▶ **FRAGMENTO PARA LEER**:
####################

Juventud Rebelde - Diario de la Juventud Cubana

Un músico que se deja querer

Interpretar su música, con el trombón siempre como compañero, es la mejor manera que Eduardo Vargas ha encontrado para retribuir esos abrazos, consejos y enseñanzas que recibió durante sus primeros años de vida

Autor:

José Luis Estrada Betancourt

Le dicen el Kerendón porque desde pequeño se agencia con facilidad el cariño de la gente. Por eso se siente tan feliz retribuyendo, de la mejor manera que lo sabe hacer, esos abrazos, sonrisas, consejos, enseñanzas... que recibió durante sus primeros años de vida: interpretando su música, con el trombón siempre como compañero.

####################

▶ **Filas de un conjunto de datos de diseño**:

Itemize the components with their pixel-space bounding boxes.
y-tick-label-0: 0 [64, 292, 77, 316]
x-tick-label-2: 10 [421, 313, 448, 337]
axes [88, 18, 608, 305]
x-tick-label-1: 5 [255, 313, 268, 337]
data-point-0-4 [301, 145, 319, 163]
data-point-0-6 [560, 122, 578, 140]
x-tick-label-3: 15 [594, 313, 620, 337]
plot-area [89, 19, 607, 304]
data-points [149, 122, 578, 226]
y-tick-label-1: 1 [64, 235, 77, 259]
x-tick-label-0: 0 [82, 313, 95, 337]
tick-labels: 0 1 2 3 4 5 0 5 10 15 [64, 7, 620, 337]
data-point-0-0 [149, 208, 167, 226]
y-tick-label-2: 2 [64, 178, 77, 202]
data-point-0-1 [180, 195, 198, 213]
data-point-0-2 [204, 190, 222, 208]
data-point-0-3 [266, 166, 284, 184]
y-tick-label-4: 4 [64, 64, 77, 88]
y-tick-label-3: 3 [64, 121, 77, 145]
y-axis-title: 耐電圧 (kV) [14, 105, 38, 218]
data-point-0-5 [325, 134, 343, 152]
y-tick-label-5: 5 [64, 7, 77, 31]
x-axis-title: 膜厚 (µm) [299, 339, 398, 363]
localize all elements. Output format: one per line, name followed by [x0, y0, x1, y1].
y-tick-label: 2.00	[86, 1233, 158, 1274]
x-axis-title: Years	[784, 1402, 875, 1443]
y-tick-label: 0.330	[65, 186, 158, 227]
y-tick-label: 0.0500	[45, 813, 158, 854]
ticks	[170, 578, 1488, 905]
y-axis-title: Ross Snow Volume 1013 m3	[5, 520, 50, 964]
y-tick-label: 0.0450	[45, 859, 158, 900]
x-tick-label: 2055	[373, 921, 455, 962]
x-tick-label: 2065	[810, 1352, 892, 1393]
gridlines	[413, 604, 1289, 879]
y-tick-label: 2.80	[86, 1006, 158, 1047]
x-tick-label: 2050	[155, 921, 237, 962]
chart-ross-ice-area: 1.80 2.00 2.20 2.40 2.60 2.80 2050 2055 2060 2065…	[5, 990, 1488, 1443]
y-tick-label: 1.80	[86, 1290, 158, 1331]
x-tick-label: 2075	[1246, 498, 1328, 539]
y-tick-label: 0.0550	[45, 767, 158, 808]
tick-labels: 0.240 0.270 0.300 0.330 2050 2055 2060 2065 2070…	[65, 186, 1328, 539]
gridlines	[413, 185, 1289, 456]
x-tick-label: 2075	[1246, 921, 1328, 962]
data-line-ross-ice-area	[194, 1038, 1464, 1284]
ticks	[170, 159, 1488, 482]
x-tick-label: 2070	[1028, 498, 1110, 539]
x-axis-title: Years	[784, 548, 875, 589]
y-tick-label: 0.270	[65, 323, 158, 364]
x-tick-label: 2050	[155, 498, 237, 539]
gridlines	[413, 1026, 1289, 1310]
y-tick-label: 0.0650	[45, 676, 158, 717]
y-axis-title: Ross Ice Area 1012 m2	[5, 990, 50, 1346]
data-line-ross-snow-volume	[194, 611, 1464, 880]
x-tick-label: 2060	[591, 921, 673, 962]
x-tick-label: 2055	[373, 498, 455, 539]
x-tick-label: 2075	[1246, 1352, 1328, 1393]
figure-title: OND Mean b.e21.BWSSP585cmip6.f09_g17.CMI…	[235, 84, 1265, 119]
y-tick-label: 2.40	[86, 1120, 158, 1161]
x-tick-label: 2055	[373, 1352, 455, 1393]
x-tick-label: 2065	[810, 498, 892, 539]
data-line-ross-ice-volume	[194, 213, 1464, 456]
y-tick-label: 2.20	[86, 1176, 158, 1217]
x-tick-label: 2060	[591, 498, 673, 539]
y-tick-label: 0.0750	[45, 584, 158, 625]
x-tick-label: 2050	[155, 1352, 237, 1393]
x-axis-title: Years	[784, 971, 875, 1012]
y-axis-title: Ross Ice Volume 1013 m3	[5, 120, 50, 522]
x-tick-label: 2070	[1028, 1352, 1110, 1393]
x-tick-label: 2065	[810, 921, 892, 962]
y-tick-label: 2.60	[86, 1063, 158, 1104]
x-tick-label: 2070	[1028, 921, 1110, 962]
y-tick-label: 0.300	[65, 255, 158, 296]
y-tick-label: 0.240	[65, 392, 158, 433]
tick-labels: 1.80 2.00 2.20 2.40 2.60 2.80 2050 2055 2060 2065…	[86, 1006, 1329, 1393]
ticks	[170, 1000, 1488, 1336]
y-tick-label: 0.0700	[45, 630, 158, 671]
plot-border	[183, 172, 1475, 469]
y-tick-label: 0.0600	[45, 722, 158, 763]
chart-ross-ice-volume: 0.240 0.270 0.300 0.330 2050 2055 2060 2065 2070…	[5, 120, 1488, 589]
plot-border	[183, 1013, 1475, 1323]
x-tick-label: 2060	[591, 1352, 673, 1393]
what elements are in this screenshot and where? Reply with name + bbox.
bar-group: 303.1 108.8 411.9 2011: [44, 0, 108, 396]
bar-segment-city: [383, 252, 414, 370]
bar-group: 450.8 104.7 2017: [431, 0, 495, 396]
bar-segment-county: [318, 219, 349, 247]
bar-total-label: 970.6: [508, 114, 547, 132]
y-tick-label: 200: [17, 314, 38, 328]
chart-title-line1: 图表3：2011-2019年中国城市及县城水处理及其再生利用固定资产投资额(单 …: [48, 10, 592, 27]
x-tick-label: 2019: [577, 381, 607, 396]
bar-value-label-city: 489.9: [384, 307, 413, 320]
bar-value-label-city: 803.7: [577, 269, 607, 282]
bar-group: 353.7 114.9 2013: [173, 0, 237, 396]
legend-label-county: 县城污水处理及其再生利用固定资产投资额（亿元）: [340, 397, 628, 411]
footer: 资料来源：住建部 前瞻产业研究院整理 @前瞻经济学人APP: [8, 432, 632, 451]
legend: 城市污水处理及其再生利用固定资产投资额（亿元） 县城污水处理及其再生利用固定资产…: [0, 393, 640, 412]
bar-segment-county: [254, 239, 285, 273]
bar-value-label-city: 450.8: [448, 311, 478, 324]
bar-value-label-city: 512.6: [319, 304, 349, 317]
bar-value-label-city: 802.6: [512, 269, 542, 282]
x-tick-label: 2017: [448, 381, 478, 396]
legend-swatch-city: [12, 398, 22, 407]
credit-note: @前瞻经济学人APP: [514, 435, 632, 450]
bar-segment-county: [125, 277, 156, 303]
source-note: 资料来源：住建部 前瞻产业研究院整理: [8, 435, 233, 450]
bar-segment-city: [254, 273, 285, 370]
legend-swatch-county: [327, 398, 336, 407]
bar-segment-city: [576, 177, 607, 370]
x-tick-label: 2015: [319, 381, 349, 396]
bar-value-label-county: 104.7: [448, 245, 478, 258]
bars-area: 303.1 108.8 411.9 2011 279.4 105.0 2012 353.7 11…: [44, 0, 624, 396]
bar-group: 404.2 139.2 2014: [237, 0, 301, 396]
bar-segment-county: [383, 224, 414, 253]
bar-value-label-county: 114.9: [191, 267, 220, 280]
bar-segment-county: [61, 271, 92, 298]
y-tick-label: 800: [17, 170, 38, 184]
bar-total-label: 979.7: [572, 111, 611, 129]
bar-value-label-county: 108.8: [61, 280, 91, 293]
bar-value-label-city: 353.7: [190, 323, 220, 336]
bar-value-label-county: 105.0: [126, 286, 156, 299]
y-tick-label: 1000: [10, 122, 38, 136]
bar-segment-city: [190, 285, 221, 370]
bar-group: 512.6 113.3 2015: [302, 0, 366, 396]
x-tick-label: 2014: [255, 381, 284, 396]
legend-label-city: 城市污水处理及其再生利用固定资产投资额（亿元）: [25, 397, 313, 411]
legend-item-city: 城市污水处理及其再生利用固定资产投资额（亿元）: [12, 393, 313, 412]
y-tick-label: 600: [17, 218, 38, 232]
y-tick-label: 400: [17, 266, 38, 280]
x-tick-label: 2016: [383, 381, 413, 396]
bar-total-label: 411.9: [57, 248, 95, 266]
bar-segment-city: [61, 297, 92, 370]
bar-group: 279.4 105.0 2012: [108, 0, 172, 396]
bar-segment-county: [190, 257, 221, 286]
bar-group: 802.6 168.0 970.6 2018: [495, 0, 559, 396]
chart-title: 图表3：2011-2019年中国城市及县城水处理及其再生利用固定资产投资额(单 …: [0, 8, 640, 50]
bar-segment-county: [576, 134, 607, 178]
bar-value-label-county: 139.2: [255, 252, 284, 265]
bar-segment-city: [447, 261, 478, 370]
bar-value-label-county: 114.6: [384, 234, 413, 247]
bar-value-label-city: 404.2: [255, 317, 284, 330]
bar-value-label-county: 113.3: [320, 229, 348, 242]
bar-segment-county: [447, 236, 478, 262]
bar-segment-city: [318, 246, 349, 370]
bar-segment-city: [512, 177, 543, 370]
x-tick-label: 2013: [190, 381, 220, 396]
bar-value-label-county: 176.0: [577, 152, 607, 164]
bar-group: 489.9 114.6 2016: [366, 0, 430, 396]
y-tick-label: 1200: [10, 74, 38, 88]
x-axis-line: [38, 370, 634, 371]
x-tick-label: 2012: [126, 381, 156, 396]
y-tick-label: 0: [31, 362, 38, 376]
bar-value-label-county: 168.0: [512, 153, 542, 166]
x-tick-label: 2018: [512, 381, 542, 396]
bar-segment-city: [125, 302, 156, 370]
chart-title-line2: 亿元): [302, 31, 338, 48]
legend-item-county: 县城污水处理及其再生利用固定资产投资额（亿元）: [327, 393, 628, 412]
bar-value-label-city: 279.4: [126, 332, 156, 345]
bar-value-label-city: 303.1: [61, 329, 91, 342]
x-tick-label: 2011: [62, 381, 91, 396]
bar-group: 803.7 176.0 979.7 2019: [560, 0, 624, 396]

####################

▶ **INDICACIONES**:
A – Según el fragmento, ¿por qué a Eduardo Vargas le dicen el Kerendón?
B – En el fragmento, la oración que empieza con "Por eso se siente tan feliz" nombra varias cosas que Eduardo Vargas recibió durante sus primeros años de vida. Enumera todas.
C – Escribe sin cambios el tramo del fragmento que va desde "Juventud Rebelde - Diario" hasta "siempre como compañero.".
El listado es material aparte y no tiene relación con el fragmento.

▶ **RESULTADOS POR TAREA**:
A – Porque desde pequeño se agencia con facilidad el cariño de la gente.

B – Abrazos, sonrisas, consejos y enseñanzas.

C –
Juventud Rebelde - Diario de la Juventud Cubana

Un músico que se deja querer

Interpretar su música, con el trombón siempre como compañero, es la mejor manera que Eduardo Vargas ha encontrado para retribuir esos abrazos, consejos y enseñanzas que recibió durante sus primeros años de vida

Autor:

José Luis Estrada Betancourt

Le dicen el Kerendón porque desde pequeño se agencia con facilidad el cariño de la gente. Por eso se siente tan feliz retribuyendo, de la mejor manera que lo sabe hacer, esos abrazos, sonrisas, consejos, enseñanzas... que recibió durante sus primeros años de vida: interpretando su música, con el trombón siempre como compañero.